Exercise task 1:
Output, character for character, the lines of the listing that begin with the line containing "text: Expenditures for" and continue through the end of the listing.

Page text:
+ + +

Any one hear when will it be released? what does it change/add?


----------



## NJ Webel (Dec 8, 2004)

Vudu and Amazon Prime streaming apps, and Android support are what is being most talked about. Barring any issues, priority list downloads will begin ~ 9/22.


----------



## BigJimOutlaw (Mar 21, 2004)

Android streaming is the big ticket item (once the app is also updated). Also setting up season passes for shows outside the 14 day window, and fixing a 4:3 aspect ratio bug.

Evidence of Vudu and Amazon Prime Instant has also built up but we don't know if they'll drop for sure with this update yet. I'm keeping them in the "maybe" list.


----------



## JWhites (May 15, 2013)

I'm confused, is it a 10 day window, 12 day window, or 14 day window? I've seen all three mentioned.


----------



## innocentfreak (Aug 25, 2001)

IIRC it is technically 12+2 which is why some say 12 and some say 14. The guide is 12 days forward and 2 back.


----------



## BigJimOutlaw (Mar 21, 2004)

+ + +

Material provided:
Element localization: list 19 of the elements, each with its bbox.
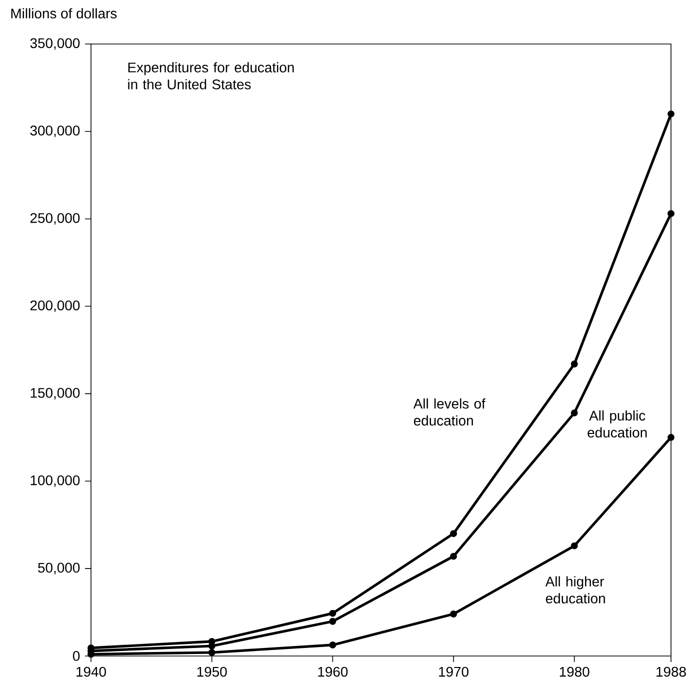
text: Expenditures for education in the United States xyxy=(128,62,294,90)
y-tick-label: 50,000 xyxy=(38,562,80,574)
x-tick-label: 1960 xyxy=(318,666,348,677)
y-tick-label: 0 xyxy=(72,651,80,661)
y-tick-label: 100,000 xyxy=(30,475,80,487)
y-tick-label: 300,000 xyxy=(30,126,80,138)
series-label: All higher education xyxy=(545,576,605,604)
y-tick-label: 150,000 xyxy=(30,388,80,400)
x-tick-label: 1970 xyxy=(439,666,468,677)
y-tick-label: 250,000 xyxy=(30,213,80,225)
x-tick-label: 1940 xyxy=(76,666,106,677)
x-tick-label: 1950 xyxy=(197,666,227,677)
y-tick-label: 200,000 xyxy=(30,300,80,312)
x-tick-label: 1980 xyxy=(560,666,590,677)
x-tick-label: 1988 xyxy=(656,666,686,677)
series-label: All public education xyxy=(588,410,647,438)
y-tick-label: 350,000 xyxy=(30,38,80,50)
text: All levels of education xyxy=(413,398,486,426)
y-axis-title: Millions of dollars xyxy=(11,8,117,18)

+ + +

Exercise task 2:
Which distinct usernames appear in the post headers of the forum thread?

Output 1:
text: Expenditures for education in the United States xyxy=(128,62,294,90)
y-tick-label: 50,000 xyxy=(38,562,80,574)
x-tick-label: 1960 xyxy=(318,666,348,677)
y-tick-label: 0 xyxy=(72,651,80,661)
y-tick-label: 100,000 xyxy=(30,475,80,487)
y-tick-label: 300,000 xyxy=(30,126,80,138)
series-label: All higher education xyxy=(545,576,605,604)
y-tick-label: 150,000 xyxy=(30,388,80,400)
x-tick-label: 1970 xyxy=(439,666,468,677)
y-tick-label: 250,000 xyxy=(30,213,80,225)
x-tick-label: 1940 xyxy=(76,666,106,677)
x-tick-label: 1950 xyxy=(197,666,227,677)
y-tick-label: 200,000 xyxy=(30,300,80,312)
x-tick-label: 1980 xyxy=(560,666,590,677)
x-tick-label: 1988 xyxy=(656,666,686,677)
series-label: All public education xyxy=(588,410,647,438)
y-tick-label: 350,000 xyxy=(30,38,80,50)
text: All levels of education xyxy=(413,398,486,426)
y-axis-title: Millions of dollars xyxy=(11,8,117,18)

Output 2:
NJ Webel, BigJimOutlaw, JWhites, innocentfreak